(Records that describe figures)

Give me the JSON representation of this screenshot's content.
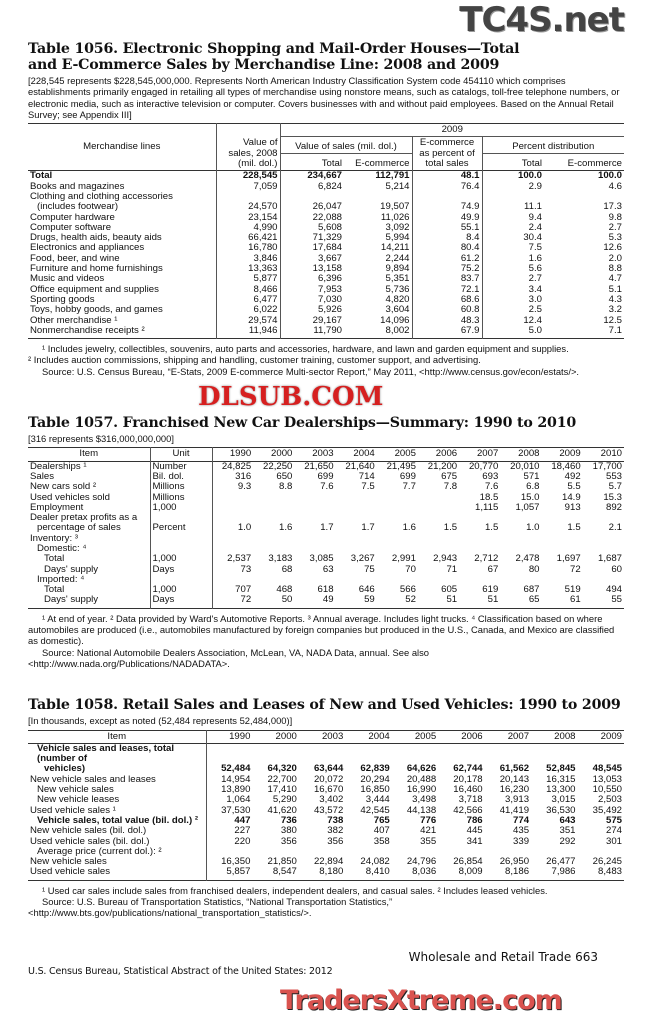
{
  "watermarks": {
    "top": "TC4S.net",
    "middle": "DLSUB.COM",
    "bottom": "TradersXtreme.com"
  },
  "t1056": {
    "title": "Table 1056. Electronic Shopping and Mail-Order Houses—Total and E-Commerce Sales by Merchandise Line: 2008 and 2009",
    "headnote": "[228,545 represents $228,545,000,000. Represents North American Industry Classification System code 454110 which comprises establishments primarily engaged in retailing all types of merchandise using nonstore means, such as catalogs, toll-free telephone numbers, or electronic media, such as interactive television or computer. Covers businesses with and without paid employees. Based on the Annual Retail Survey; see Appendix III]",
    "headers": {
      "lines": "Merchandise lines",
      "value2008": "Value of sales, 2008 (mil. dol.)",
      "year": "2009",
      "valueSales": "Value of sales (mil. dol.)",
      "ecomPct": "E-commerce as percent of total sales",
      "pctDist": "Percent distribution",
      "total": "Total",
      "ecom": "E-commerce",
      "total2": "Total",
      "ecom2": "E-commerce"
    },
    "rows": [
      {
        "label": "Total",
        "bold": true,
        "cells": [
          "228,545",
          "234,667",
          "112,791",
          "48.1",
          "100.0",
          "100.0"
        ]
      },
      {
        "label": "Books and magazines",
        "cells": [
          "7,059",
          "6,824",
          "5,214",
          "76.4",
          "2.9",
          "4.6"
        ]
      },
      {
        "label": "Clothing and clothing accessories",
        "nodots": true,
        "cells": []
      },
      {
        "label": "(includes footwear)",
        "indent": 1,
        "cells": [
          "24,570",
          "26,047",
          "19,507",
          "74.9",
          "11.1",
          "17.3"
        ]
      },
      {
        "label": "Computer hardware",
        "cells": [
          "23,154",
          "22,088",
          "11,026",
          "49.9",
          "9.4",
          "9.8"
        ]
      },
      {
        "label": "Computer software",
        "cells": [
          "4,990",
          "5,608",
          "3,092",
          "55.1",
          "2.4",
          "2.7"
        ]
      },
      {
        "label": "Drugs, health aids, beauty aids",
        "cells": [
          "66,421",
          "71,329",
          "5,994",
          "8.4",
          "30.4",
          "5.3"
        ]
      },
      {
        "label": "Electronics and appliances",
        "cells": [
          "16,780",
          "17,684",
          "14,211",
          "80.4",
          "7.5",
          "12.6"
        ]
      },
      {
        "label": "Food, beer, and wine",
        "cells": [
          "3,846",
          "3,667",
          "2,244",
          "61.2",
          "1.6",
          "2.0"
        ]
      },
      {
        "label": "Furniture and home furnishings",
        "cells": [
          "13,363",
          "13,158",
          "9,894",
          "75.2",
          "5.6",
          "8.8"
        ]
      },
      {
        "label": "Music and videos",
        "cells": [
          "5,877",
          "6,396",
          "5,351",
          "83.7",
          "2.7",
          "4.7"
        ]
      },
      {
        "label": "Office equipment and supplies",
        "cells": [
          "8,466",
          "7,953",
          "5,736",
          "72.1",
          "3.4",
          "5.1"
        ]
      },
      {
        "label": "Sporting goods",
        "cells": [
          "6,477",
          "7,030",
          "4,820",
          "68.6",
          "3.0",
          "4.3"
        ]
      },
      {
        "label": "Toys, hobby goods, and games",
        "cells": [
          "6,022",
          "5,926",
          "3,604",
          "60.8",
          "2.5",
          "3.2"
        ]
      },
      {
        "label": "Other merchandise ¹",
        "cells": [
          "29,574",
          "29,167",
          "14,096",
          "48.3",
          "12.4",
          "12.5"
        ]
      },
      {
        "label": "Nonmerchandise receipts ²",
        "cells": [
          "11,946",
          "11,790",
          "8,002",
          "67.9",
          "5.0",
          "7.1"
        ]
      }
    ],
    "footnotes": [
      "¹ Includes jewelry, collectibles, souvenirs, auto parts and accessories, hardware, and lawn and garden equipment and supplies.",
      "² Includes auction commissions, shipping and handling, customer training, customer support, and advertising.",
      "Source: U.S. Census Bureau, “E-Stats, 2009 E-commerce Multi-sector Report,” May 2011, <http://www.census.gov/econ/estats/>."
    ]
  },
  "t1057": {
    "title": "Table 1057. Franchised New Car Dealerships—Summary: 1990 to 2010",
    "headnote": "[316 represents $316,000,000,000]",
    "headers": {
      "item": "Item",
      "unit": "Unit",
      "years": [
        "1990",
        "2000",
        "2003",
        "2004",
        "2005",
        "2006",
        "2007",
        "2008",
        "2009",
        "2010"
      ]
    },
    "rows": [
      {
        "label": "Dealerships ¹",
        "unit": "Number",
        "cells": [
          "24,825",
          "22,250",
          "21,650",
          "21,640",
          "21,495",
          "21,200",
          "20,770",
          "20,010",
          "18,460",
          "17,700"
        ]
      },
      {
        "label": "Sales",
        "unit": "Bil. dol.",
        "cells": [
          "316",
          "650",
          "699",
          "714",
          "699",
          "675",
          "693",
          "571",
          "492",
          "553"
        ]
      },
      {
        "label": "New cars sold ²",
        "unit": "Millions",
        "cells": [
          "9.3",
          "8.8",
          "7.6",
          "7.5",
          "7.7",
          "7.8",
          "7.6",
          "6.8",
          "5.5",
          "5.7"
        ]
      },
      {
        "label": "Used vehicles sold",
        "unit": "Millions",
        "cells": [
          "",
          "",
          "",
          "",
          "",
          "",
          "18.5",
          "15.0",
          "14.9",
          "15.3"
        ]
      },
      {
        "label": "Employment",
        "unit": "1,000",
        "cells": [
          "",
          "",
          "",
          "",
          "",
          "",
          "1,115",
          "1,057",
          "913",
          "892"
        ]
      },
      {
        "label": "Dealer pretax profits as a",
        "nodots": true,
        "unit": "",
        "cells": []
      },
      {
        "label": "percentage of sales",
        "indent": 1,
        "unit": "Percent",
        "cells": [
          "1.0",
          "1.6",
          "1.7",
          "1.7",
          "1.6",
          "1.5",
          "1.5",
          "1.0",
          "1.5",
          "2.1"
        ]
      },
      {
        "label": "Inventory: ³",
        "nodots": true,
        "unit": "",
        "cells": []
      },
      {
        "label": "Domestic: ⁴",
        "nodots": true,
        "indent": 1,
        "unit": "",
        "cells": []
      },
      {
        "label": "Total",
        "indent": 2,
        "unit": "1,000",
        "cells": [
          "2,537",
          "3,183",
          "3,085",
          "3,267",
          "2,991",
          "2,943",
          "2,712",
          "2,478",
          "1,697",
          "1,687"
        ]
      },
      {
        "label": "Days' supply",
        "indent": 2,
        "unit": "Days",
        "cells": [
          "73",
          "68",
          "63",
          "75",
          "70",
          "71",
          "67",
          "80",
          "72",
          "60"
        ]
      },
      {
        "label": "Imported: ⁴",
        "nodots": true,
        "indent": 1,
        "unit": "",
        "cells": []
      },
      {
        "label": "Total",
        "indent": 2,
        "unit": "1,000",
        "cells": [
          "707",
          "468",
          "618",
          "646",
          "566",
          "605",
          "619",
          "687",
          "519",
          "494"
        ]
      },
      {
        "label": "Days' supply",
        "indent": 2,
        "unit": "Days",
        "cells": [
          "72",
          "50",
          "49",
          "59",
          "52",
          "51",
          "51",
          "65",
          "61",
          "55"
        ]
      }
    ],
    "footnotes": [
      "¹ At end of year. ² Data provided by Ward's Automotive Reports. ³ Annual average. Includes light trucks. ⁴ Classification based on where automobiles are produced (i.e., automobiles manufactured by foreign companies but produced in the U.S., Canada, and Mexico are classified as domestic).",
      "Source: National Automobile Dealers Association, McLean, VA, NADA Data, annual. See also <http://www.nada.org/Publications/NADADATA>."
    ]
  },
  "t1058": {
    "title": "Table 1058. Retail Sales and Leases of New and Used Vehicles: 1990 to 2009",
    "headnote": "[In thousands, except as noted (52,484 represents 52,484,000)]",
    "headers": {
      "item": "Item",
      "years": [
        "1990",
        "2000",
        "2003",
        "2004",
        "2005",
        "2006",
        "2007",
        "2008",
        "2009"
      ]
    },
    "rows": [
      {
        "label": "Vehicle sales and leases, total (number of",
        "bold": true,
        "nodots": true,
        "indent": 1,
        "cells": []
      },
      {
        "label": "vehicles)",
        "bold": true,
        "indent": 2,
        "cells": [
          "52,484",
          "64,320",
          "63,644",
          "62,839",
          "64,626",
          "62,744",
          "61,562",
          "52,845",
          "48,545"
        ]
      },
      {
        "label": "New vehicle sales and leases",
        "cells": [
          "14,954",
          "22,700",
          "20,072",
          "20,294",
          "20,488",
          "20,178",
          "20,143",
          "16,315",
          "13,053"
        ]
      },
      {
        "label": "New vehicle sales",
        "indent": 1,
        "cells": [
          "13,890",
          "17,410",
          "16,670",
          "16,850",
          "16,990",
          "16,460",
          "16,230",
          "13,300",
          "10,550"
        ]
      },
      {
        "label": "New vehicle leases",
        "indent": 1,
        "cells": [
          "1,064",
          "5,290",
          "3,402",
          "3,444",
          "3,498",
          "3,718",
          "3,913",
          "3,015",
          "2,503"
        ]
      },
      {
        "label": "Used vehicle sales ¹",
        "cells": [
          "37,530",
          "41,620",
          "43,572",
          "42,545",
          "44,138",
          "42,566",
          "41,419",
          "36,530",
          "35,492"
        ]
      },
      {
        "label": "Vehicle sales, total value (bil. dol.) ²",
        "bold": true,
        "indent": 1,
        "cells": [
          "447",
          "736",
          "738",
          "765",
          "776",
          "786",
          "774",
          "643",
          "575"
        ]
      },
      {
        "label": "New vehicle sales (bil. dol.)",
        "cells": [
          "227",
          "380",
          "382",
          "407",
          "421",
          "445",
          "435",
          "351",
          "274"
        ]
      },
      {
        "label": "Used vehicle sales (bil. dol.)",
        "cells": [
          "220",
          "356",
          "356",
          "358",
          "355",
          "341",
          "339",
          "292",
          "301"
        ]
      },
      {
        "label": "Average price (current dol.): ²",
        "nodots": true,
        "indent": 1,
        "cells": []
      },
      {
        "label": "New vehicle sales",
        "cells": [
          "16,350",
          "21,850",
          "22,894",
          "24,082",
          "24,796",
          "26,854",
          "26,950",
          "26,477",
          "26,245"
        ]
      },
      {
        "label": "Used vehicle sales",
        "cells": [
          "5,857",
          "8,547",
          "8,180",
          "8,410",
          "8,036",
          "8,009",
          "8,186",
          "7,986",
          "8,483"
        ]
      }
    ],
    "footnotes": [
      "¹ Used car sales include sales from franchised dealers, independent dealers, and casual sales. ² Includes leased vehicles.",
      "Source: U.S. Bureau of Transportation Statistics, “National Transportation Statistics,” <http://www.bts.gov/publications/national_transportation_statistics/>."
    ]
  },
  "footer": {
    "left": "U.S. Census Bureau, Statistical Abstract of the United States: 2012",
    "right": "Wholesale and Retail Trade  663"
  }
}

---

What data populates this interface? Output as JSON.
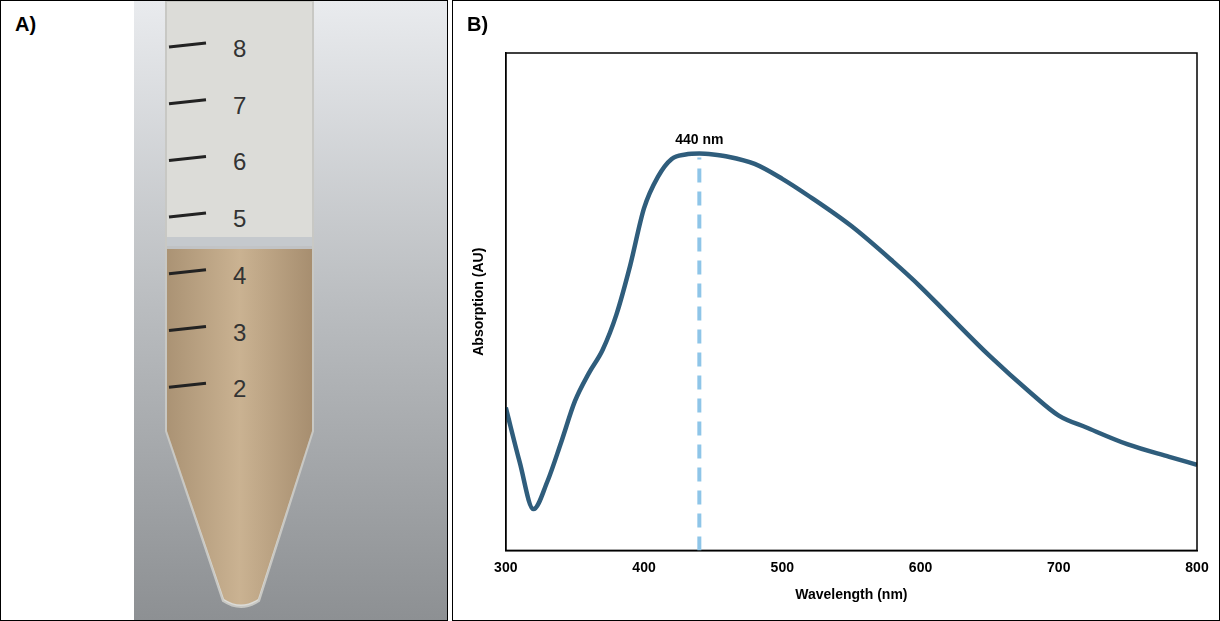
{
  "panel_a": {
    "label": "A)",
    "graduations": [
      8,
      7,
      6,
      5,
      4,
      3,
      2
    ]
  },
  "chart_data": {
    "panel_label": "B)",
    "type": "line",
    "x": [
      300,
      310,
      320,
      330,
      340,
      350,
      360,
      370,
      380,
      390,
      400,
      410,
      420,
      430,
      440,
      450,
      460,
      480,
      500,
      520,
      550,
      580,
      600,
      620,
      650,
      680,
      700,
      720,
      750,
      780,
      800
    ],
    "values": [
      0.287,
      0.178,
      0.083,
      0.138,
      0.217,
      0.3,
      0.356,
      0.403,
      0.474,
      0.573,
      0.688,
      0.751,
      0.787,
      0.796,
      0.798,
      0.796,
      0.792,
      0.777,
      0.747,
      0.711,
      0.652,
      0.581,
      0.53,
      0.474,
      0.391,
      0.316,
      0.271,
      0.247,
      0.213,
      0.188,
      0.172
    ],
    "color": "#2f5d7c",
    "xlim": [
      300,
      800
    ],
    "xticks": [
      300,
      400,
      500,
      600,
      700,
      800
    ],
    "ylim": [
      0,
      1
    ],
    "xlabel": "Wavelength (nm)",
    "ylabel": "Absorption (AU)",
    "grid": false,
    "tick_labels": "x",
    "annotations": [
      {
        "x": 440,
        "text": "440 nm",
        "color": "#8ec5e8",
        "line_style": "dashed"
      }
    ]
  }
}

==

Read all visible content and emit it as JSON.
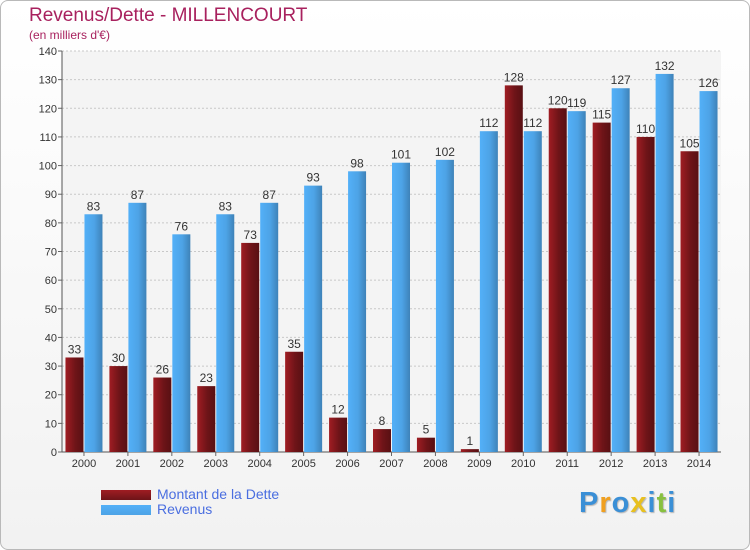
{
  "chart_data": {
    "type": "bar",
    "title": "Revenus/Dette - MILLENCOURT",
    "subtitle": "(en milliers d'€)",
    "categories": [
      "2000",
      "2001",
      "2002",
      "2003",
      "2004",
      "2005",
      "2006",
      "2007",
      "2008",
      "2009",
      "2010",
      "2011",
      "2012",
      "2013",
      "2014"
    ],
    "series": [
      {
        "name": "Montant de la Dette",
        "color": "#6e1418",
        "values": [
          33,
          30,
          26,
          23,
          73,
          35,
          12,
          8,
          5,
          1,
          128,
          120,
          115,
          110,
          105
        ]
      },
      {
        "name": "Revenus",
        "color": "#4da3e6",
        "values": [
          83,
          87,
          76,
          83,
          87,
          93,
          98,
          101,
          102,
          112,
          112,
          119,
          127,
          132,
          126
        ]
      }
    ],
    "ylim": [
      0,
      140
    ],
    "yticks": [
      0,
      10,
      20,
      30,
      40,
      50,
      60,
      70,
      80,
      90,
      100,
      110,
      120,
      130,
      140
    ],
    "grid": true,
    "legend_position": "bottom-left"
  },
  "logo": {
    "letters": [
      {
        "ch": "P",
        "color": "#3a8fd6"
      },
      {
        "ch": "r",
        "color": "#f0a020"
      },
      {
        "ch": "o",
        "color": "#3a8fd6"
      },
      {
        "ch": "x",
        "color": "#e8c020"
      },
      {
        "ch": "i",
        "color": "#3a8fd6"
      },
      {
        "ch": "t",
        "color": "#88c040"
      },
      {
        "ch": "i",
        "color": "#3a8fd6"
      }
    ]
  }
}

Brief: Search the lines for the string "Table" and copy every line that has it.

Expected answer:
    "title": "Table 1056. Electronic Shopping and Mail-Order Houses—Total and E-Commerce Sales by Merchandise Line: 2008 and 2009",
    "title": "Table 1057. Franchised New Car Dealerships—Summary: 1990 to 2010",
    "title": "Table 1058. Retail Sales and Leases of New and Used Vehicles: 1990 to 2009",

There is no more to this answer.